[Stored dataset items]
/---
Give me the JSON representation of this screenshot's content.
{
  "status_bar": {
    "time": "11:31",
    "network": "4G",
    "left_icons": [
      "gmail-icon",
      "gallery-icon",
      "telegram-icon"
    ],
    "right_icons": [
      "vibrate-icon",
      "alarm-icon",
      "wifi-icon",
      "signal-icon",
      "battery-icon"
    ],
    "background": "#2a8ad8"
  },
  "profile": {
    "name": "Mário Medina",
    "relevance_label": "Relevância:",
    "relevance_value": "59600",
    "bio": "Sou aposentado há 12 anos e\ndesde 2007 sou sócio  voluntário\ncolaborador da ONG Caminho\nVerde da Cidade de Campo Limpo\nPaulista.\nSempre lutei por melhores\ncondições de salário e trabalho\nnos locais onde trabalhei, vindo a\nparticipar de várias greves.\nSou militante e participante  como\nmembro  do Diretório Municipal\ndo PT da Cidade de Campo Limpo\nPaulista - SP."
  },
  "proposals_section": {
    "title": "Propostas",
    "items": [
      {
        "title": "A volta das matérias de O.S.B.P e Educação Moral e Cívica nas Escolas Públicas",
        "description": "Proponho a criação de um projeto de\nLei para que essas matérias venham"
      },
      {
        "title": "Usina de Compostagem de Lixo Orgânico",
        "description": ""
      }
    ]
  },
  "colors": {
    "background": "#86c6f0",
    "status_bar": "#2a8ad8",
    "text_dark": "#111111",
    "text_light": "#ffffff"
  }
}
\---
Above are the records; retype every one exactly.

__Task result__:
Give me the JSON representation of this screenshot's content.
{
  "status_bar": {
    "time": "11:31",
    "network": "4G",
    "left_icons": [
      "gmail-icon",
      "gallery-icon",
      "telegram-icon"
    ],
    "right_icons": [
      "vibrate-icon",
      "alarm-icon",
      "wifi-icon",
      "signal-icon",
      "battery-icon"
    ],
    "background": "#2a8ad8"
  },
  "profile": {
    "name": "Mário Medina",
    "relevance_label": "Relevância:",
    "relevance_value": "59600",
    "bio": "Sou aposentado há 12 anos e\ndesde 2007 sou sócio  voluntário\ncolaborador da ONG Caminho\nVerde da Cidade de Campo Limpo\nPaulista.\nSempre lutei por melhores\ncondições de salário e trabalho\nnos locais onde trabalhei, vindo a\nparticipar de várias greves.\nSou militante e participante  como\nmembro  do Diretório Municipal\ndo PT da Cidade de Campo Limpo\nPaulista - SP."
  },
  "proposals_section": {
    "title": "Propostas",
    "items": [
      {
        "title": "A volta das matérias de O.S.B.P e Educação Moral e Cívica nas Escolas Públicas",
        "description": "Proponho a criação de um projeto de\nLei para que essas matérias venham"
      },
      {
        "title": "Usina de Compostagem de Lixo Orgânico",
        "description": ""
      }
    ]
  },
  "colors": {
    "background": "#86c6f0",
    "status_bar": "#2a8ad8",
    "text_dark": "#111111",
    "text_light": "#ffffff"
  }
}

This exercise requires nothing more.